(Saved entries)
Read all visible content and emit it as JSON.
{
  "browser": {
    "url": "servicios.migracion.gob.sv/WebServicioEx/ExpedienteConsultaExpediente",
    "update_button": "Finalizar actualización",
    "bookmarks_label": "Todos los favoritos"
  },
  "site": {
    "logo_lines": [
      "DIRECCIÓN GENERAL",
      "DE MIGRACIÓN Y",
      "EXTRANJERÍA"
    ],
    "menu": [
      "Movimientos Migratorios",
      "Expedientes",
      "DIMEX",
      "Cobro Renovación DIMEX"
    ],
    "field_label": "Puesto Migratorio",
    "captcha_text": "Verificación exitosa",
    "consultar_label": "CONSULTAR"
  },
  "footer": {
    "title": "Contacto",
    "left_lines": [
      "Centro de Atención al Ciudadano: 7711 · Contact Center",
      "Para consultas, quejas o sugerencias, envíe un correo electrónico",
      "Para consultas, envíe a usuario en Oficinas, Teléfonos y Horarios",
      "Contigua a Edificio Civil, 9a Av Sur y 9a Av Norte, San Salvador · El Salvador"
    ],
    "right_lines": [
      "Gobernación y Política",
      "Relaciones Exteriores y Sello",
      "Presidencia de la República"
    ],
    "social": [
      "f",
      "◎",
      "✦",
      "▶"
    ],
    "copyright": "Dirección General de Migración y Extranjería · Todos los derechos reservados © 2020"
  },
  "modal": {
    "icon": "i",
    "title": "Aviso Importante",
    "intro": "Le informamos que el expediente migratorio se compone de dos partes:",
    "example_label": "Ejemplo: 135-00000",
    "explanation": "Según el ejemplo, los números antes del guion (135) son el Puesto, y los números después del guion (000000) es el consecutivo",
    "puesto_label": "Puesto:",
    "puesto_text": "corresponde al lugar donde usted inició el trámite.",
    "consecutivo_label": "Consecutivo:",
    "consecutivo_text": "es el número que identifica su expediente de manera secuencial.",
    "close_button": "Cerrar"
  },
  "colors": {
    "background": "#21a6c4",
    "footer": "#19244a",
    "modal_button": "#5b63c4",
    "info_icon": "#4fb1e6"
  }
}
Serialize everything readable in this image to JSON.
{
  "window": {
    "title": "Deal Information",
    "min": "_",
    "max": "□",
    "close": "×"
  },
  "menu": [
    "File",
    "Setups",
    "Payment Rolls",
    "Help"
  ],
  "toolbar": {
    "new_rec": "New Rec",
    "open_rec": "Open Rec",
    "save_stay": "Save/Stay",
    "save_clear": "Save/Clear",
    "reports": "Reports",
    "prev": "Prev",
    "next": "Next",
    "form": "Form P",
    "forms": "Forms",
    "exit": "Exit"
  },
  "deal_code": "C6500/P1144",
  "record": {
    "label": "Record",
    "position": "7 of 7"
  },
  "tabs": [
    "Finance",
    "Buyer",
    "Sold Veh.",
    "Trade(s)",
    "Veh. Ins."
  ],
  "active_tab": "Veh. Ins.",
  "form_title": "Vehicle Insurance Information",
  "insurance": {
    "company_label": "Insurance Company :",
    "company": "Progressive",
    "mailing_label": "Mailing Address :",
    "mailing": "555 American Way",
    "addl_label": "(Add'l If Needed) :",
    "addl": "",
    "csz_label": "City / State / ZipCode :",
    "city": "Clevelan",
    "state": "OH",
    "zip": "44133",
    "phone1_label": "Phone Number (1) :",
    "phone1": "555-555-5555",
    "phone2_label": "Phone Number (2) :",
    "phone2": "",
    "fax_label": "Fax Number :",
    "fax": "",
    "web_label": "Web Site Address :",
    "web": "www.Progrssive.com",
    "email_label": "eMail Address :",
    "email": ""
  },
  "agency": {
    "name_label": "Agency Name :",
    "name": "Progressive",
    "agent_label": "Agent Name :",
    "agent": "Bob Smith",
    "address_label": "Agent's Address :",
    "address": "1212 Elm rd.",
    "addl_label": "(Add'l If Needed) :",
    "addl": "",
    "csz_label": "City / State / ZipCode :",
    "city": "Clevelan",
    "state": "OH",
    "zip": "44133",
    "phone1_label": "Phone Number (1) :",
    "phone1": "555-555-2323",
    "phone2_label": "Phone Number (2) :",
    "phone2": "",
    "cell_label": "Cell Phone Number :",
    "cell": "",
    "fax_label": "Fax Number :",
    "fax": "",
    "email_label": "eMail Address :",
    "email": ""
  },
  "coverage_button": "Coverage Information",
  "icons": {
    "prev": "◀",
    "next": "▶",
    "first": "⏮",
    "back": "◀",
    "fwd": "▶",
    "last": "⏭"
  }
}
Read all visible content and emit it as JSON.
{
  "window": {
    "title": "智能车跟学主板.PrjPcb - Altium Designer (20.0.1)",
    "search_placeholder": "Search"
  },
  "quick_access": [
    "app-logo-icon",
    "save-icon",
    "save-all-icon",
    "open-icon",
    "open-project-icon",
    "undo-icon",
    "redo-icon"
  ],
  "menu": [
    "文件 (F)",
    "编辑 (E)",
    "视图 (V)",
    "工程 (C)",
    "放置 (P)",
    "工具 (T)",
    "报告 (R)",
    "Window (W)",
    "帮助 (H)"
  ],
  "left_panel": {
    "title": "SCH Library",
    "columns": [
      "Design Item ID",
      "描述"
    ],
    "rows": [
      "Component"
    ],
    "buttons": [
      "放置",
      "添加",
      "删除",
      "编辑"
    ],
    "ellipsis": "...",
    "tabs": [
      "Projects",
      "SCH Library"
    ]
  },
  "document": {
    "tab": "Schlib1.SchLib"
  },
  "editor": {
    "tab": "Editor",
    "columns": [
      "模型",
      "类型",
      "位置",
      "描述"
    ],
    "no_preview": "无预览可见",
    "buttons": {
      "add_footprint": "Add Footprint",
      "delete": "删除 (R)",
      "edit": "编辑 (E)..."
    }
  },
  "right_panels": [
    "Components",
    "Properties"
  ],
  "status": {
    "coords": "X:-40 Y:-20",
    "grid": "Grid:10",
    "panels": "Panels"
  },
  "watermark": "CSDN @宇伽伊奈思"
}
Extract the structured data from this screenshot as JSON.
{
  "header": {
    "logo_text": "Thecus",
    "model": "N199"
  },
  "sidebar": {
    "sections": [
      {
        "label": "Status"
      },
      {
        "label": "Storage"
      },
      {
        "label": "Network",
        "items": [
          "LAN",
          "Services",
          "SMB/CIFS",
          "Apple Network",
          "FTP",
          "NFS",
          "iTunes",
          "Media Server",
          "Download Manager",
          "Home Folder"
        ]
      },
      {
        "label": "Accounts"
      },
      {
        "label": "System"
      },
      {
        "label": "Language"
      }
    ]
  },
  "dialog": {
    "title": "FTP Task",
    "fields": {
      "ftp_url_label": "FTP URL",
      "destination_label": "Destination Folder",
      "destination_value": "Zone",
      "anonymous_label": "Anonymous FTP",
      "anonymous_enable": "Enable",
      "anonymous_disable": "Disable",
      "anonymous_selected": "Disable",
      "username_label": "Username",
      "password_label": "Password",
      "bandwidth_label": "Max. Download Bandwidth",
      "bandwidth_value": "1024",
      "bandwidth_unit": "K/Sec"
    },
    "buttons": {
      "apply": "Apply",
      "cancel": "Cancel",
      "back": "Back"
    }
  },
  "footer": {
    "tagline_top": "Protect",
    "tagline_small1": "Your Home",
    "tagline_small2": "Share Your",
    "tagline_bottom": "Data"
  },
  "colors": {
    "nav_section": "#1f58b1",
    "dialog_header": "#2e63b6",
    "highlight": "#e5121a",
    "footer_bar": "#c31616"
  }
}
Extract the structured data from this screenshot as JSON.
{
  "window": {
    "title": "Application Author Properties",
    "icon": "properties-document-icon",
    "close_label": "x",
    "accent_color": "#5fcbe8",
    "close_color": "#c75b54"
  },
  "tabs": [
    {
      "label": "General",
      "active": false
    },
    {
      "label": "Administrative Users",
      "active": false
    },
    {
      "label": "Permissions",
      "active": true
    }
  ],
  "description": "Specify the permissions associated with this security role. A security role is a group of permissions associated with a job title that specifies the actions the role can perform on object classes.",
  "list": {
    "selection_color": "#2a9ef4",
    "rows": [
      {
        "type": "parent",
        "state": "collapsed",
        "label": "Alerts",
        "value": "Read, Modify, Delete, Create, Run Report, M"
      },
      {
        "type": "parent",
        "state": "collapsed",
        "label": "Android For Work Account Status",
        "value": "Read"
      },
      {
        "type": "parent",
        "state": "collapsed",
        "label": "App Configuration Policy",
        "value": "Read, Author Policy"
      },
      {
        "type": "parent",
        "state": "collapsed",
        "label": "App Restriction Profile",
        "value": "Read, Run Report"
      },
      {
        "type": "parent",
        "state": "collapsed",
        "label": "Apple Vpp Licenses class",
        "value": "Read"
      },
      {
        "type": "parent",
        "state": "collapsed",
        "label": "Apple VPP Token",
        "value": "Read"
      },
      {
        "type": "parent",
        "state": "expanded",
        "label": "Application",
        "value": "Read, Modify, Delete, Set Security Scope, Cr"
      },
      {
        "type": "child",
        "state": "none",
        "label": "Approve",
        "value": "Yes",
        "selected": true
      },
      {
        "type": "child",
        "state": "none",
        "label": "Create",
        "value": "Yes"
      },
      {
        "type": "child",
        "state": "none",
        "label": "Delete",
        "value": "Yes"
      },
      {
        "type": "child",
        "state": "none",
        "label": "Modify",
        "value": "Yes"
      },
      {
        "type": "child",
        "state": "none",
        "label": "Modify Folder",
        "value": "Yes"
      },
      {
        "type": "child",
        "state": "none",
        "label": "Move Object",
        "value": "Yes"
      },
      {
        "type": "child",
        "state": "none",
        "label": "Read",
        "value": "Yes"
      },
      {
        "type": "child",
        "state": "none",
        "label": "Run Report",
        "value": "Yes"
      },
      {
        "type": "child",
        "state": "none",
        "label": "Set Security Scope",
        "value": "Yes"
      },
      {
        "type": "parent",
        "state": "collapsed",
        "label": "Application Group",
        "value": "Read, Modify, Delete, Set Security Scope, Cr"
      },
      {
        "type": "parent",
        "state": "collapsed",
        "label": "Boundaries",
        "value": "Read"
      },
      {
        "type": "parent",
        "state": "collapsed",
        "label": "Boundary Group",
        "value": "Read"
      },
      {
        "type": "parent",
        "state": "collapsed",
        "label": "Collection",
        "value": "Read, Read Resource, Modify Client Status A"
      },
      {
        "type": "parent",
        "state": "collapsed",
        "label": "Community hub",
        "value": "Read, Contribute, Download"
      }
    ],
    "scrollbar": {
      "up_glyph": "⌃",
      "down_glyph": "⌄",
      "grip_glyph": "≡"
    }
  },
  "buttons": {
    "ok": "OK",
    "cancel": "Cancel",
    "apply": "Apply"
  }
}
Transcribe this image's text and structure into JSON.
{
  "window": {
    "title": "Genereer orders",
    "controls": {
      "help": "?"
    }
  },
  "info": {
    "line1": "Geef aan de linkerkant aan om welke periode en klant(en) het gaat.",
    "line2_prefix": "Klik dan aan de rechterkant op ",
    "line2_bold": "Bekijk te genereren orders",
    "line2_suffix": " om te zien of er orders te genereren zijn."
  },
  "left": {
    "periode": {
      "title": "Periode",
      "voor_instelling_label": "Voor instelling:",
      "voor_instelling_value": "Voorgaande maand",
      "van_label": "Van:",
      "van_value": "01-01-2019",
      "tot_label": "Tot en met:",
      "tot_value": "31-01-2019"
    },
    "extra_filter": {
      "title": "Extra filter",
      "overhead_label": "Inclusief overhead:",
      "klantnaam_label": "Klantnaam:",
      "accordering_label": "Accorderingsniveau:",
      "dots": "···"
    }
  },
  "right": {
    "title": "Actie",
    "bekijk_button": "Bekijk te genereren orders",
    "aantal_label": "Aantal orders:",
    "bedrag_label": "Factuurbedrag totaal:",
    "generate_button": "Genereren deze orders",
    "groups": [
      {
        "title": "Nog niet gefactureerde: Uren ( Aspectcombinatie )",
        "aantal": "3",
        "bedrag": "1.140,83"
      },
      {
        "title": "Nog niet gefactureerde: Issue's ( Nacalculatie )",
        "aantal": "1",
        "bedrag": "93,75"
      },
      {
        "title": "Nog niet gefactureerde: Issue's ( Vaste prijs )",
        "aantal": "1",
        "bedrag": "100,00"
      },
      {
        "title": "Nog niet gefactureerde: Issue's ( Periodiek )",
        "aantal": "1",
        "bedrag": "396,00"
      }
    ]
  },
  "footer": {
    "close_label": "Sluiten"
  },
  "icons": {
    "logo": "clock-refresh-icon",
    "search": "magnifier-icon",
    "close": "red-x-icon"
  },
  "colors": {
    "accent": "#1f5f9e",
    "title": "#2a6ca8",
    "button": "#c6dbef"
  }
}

(GIVEN PROBLEM)
Gather each line holding the string "Your".

(WRITTEN ANSWER)
    "tagline_small1": "Your Home",
    "tagline_small2": "Share Your",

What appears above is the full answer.